§ What the exercise asks
Go through the records and extract every line with the word "title".

§ Data supplied
════════════════════

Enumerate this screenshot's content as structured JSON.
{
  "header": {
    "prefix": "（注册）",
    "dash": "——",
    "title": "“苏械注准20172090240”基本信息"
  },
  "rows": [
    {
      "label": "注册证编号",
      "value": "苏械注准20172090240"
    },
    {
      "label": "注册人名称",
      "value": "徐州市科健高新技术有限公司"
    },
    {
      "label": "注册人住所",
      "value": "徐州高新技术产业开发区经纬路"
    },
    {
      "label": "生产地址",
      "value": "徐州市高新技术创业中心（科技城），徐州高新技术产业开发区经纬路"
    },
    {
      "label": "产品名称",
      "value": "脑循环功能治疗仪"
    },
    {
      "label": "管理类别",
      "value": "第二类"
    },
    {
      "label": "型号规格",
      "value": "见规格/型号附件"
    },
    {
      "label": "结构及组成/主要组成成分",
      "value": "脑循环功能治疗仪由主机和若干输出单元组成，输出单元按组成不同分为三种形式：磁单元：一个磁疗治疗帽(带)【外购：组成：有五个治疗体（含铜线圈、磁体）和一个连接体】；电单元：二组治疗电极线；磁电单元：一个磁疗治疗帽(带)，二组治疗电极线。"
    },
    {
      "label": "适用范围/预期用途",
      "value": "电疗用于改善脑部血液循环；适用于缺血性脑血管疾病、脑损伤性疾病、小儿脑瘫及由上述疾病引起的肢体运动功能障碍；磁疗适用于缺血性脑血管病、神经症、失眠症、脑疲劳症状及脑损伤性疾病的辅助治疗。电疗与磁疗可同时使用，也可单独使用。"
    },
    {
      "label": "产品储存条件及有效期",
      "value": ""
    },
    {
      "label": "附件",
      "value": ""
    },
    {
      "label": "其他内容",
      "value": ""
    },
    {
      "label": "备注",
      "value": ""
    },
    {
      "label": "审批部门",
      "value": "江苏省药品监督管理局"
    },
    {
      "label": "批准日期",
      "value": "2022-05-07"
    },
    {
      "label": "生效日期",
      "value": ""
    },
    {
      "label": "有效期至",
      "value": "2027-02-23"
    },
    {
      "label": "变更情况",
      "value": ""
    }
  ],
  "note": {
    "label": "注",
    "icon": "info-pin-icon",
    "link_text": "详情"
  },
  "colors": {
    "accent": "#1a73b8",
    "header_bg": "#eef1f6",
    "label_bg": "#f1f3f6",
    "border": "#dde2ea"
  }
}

════════════════════

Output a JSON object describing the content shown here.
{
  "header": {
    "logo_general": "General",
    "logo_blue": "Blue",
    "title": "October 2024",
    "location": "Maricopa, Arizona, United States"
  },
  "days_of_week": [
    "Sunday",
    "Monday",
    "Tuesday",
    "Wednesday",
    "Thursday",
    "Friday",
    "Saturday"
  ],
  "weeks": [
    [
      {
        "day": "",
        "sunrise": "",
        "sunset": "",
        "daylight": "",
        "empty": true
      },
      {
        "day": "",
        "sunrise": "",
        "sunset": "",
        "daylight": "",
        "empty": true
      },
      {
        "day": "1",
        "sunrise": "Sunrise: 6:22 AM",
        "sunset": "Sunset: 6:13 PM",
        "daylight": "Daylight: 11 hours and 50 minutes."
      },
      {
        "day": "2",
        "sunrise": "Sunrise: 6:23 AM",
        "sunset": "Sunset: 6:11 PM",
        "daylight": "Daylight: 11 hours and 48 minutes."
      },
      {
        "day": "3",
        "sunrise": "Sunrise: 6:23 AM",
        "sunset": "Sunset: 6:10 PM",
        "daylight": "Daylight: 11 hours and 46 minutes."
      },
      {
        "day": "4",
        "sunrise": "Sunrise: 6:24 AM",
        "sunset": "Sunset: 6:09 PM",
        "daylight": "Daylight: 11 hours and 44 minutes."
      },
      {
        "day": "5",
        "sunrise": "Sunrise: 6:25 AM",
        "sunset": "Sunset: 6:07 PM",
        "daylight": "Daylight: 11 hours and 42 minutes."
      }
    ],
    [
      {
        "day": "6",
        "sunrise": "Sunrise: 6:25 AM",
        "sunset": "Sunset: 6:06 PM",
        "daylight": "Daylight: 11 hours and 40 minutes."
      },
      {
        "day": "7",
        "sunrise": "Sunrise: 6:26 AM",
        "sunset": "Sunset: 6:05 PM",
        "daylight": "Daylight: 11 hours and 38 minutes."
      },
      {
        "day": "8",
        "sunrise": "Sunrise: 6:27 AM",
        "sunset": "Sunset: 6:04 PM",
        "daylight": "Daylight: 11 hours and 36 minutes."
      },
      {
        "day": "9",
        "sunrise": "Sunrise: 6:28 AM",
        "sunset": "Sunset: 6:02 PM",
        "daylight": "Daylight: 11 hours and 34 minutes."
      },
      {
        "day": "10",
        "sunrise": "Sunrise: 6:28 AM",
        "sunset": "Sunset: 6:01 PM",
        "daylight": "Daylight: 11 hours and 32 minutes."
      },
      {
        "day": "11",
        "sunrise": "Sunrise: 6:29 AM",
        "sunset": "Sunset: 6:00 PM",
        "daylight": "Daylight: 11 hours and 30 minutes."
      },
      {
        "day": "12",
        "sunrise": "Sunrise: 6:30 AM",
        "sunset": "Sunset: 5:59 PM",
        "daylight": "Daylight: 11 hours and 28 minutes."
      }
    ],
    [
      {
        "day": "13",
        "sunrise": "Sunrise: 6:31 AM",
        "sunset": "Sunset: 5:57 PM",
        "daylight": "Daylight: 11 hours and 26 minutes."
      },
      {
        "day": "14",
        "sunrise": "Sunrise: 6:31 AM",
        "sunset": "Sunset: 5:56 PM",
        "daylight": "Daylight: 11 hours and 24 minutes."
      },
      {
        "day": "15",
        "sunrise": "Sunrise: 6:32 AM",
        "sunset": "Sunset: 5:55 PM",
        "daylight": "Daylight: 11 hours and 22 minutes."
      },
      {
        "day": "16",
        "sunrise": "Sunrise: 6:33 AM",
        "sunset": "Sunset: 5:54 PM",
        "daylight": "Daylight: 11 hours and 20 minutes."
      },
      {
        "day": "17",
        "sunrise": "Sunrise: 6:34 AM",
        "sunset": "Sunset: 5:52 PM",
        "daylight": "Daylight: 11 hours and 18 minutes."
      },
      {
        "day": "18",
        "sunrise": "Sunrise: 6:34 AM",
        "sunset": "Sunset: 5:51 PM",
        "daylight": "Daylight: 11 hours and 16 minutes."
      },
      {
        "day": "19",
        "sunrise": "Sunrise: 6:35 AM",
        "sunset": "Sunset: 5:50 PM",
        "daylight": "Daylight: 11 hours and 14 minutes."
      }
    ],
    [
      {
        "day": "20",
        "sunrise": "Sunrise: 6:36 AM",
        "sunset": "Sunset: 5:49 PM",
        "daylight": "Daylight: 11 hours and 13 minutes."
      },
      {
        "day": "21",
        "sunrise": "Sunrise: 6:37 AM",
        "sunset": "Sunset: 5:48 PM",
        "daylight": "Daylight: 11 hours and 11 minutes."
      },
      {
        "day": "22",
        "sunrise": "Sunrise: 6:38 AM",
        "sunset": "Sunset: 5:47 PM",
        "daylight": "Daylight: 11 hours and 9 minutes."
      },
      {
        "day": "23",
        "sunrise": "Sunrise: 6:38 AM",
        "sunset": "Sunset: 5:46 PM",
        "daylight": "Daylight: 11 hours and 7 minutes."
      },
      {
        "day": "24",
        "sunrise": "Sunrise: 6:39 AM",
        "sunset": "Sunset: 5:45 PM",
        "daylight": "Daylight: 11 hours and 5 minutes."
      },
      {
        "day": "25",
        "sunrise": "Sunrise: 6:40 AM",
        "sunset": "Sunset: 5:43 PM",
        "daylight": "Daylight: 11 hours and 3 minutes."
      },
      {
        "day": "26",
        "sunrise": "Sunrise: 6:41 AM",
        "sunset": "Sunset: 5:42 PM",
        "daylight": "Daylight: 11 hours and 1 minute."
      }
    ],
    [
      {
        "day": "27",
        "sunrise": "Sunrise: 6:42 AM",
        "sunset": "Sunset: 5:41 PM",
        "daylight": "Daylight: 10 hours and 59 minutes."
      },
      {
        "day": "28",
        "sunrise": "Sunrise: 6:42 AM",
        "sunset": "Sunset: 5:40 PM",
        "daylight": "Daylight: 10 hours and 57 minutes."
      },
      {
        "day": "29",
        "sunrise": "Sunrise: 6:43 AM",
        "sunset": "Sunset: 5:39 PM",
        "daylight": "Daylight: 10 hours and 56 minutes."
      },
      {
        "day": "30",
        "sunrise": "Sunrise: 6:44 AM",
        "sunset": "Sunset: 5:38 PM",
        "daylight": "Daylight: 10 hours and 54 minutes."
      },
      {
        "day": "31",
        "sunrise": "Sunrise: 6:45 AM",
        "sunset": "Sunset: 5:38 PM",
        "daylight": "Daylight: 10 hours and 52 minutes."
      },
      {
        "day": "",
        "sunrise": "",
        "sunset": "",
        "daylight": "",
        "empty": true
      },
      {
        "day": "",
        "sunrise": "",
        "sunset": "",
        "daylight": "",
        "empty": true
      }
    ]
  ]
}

════════════════════

§ Finished answer
    "title": "“苏械注准20172090240”基本信息"
    "title": "October 2024",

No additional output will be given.